(Tekst źródłowy)

============================================================

Ferdan z Langfarnfang - fantastyka, ćwiczenie ze wstępów

1
Zbocze w Langfarnfang z pozoru nie różniło się od innych podobnych mu zboczy. Co wiosnę jak inne zdobił je zielony szron traw. Miał cześć lepiej nasłonecznioną, albo taką, w której chodziło mniej mrówek. Jak inne zbocza, był popularnym miejscem dla frywolnego pikniki. Słowem, zbocze w Langfarnfang zdawałoby się być najbardziej typowym z typowych zboczy. Jednakże były to tylko pozory.
Mandarynka upuszczona z dłoni uwiedzionej w trakcie pikniku dziewoi nie turlała się w dół, ku butom dzierżącego siekierę ojca. Para kochanków wymieniająca pocałunki na zboczu w Langfarnfang nie mogła sturlać się ku szemrzącej rzece, albo polnej drodze. Żadna z tych rzeczy nie była możliwa, gdyż słynne, poniekąd zbocze w Langfarnfang było zboczem niepochyłym.
Bystry obserwator mógłby zadać pytanie, czemu zatem tego kawałka płaskiej przestrzeni nie nazwać zwyczajnie łąką w Langfarnfang. Odpowiedź, chociaż prosta, w żaden sposób nie zaskakuje. Gdyby niepochyłe zbocze z Langfarnfang nazywać łąką, lub co gorsza polaną, dłoń Ferdana z Langfarnfang nie spoczywała by na odsłoniętym kolenie Ignickiej erudytki.
Najpewniej dłoń ta w końcu na kolanie by wylądowała, niezależnie od tego, jakie nazwy przypisano by topografii jego rodzinnych stron. Ferdan zdawał sobie z tego doskonale sprawę. Ponoć, każdą kobietę można zdobyć. Los tak jednak chciał, ze tego wieczora trafił na płomiennowłosą podróżniczkę, przesadnie wręcz zafascynowaną kartografią najbardziej zapomnianych wiosek w królestwie Prydain.
Sytuacji takich jak ta, nie powinno się nigdy marnować, nawet kosztem lekkiego koloryzowania faktów.
— Podobno — Ferdan kontynuował swoją anegdotę. – Sam król Balor, z Clanu Dannanów zwykł odpoczywać w cieniu drzew na niepochyłym wzgórz.
Oczy dziewczyny świeciły dosłownie jak dwa rubiny, gdy dopijała wina. Na policzkach już paliły się węgielki rumieńców. Dosłownie, Ignitki to przecież córy ognia i popiołu. Kobiety jak wulkan gorące.

============================================================

(Polecenie)
Zwróć bez zmian fragment tekstu źródłowego od słów „Sytuacji takich jak” aż do słów „jak wulkan gorące.” włącznie. Opieraj się wyłącznie na tekście źródłowym.

(Wpisy)
============================================================

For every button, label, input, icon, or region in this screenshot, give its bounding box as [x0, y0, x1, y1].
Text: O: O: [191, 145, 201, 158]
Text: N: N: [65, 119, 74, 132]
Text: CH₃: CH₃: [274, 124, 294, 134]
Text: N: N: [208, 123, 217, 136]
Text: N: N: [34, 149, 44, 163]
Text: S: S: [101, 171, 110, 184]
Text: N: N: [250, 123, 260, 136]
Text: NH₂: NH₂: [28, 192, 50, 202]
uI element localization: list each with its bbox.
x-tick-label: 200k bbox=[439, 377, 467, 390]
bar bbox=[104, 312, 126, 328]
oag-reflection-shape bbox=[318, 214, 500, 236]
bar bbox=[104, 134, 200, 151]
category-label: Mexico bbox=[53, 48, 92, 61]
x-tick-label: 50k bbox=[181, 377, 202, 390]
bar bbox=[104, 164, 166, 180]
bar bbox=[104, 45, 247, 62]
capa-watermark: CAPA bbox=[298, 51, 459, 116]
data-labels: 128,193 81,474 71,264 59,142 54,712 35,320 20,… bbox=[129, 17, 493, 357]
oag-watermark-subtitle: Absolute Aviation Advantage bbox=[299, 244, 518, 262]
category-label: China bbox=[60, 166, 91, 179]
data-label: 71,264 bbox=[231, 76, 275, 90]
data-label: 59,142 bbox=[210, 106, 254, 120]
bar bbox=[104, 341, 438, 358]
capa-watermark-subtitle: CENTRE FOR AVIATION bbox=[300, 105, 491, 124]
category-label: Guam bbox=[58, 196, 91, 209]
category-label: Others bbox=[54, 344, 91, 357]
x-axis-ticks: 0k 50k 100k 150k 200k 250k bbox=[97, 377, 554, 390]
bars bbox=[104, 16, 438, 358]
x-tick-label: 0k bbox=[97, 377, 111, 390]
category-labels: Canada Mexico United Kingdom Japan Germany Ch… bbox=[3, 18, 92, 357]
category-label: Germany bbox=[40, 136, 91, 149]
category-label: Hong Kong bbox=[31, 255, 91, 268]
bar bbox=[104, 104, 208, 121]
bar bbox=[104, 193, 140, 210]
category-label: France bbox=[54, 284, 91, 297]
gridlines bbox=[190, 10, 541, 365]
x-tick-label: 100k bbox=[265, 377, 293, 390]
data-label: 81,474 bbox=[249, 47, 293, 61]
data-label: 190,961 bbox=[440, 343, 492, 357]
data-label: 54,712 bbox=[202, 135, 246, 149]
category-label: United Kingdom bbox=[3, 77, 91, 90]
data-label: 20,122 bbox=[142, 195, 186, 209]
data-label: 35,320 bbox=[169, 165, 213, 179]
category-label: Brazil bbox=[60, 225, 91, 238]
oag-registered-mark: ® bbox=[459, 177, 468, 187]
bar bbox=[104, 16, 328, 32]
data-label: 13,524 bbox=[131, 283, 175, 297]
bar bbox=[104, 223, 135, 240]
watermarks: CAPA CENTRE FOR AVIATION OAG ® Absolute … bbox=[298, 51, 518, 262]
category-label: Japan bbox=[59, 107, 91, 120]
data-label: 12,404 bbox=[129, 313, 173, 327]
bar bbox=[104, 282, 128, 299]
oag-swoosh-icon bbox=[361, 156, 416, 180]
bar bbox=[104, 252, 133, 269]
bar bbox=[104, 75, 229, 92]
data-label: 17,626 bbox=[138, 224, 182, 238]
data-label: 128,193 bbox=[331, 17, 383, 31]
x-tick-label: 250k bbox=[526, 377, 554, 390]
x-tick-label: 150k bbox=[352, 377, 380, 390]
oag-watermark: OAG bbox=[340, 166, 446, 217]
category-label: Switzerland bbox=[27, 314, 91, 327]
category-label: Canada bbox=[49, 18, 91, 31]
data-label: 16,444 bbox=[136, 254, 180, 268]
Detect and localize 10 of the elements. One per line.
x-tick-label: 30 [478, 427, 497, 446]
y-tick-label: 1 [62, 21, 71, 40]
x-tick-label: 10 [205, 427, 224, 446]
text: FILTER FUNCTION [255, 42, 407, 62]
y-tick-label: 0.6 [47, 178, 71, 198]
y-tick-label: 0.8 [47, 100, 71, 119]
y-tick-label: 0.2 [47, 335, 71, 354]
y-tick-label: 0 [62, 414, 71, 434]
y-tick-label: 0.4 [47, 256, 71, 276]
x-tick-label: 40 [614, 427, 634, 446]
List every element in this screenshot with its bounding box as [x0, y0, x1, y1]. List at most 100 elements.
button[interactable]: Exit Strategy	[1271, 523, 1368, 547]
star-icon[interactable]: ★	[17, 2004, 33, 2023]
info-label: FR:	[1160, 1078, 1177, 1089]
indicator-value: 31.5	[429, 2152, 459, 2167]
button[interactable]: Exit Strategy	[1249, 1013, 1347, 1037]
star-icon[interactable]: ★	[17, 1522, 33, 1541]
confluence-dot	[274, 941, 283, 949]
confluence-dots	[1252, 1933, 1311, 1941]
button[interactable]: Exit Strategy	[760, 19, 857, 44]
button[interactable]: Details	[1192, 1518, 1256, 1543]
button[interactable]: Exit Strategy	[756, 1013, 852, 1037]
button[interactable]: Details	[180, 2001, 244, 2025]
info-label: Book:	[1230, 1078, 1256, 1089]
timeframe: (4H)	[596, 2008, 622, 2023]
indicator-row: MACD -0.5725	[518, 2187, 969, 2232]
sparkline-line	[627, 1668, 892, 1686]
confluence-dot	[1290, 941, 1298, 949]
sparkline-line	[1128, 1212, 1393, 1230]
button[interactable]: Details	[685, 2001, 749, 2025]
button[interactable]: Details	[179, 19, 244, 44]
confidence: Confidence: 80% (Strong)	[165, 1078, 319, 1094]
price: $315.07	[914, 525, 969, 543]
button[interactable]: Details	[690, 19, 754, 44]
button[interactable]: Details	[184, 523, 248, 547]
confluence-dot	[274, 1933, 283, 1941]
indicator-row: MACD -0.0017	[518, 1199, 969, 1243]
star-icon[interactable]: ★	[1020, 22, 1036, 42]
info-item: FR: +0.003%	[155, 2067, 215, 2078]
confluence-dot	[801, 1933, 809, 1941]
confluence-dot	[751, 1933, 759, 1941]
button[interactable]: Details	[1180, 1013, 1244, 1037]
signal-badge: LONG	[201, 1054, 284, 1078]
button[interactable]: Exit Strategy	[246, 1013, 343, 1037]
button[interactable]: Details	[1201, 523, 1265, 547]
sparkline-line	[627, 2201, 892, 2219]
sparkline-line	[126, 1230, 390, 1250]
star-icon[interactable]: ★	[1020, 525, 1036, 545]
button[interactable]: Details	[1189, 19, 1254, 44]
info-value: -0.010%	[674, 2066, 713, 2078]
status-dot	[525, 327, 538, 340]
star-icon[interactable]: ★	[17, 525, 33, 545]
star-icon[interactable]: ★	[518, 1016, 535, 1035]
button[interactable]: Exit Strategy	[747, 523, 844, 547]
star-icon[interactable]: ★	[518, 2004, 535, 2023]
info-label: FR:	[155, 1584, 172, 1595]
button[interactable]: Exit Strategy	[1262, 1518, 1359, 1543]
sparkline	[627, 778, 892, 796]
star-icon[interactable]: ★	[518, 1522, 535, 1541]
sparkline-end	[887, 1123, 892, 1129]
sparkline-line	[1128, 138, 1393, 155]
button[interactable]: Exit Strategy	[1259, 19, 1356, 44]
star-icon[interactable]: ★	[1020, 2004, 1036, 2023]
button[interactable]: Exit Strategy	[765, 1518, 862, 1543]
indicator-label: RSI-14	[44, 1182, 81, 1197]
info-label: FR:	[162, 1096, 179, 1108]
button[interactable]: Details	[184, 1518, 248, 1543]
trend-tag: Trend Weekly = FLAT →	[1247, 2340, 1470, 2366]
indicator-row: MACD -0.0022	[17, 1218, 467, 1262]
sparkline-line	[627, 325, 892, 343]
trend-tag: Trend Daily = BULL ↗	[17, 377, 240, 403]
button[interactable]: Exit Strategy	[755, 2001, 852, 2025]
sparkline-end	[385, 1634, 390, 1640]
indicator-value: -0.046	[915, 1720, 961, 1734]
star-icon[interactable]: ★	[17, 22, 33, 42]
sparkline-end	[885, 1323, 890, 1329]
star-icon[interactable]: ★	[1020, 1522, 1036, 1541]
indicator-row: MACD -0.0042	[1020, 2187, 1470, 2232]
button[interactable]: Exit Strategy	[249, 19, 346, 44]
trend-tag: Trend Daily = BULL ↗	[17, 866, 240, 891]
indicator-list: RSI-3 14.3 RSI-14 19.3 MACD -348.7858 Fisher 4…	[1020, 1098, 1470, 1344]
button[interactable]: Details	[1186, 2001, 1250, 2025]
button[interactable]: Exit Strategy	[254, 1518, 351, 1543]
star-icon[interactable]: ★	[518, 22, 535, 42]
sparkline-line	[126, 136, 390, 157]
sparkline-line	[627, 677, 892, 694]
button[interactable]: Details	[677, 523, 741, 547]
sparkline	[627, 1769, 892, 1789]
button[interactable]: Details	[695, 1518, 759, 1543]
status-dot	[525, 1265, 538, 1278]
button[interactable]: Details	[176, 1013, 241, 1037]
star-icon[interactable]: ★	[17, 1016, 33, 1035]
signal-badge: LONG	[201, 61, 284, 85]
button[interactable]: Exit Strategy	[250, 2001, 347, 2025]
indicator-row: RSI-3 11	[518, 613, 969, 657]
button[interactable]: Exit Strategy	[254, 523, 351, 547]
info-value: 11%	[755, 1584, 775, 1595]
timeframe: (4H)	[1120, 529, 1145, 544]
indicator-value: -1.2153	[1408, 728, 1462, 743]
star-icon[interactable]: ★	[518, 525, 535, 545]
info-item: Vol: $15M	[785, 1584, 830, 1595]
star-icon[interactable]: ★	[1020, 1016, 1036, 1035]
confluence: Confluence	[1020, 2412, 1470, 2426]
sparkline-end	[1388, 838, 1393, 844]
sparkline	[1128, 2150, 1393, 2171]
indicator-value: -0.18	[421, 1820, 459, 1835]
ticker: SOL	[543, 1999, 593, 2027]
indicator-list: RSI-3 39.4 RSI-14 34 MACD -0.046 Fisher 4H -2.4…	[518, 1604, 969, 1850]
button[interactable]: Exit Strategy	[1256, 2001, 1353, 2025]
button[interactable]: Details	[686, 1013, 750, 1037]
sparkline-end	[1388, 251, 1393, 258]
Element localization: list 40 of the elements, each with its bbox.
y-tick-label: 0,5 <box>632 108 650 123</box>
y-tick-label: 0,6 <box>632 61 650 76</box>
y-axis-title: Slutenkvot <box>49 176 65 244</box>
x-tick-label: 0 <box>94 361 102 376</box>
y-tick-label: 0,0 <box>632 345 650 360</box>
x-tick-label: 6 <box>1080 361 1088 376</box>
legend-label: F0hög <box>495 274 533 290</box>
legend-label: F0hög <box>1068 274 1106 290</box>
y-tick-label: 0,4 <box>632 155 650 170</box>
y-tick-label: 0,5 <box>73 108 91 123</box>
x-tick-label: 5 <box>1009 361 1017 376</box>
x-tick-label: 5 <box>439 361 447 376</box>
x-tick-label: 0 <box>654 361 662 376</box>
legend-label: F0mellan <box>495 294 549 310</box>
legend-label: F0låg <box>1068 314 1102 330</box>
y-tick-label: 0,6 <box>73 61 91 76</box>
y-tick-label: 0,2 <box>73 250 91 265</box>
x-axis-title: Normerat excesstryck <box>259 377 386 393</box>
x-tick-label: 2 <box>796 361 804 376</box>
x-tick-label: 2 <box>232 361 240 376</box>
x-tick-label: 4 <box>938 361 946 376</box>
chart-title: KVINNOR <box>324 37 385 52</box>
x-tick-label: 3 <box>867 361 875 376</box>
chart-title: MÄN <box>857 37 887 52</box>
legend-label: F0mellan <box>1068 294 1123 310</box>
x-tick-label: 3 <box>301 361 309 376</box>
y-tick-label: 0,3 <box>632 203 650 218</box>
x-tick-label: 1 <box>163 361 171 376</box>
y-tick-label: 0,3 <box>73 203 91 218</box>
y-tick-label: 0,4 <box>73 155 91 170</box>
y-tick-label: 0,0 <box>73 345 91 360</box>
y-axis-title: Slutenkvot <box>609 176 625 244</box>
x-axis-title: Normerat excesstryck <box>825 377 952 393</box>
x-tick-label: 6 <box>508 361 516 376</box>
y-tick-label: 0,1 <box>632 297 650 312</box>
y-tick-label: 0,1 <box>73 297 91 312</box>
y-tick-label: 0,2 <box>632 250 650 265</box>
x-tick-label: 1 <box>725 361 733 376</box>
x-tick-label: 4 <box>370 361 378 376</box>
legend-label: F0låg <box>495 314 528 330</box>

============================================================

(Odpowiedź)
Sytuacji takich jak ta, nie powinno się nigdy marnować, nawet kosztem lekkiego koloryzowania faktów.
— Podobno — Ferdan kontynuował swoją anegdotę. – Sam król Balor, z Clanu Dannanów zwykł odpoczywać w cieniu drzew na niepochyłym wzgórz.
Oczy dziewczyny świeciły dosłownie jak dwa rubiny, gdy dopijała wina. Na policzkach już paliły się węgielki rumieńców. Dosłownie, Ignitki to przecież córy ognia i popiołu. Kobiety jak wulkan gorące.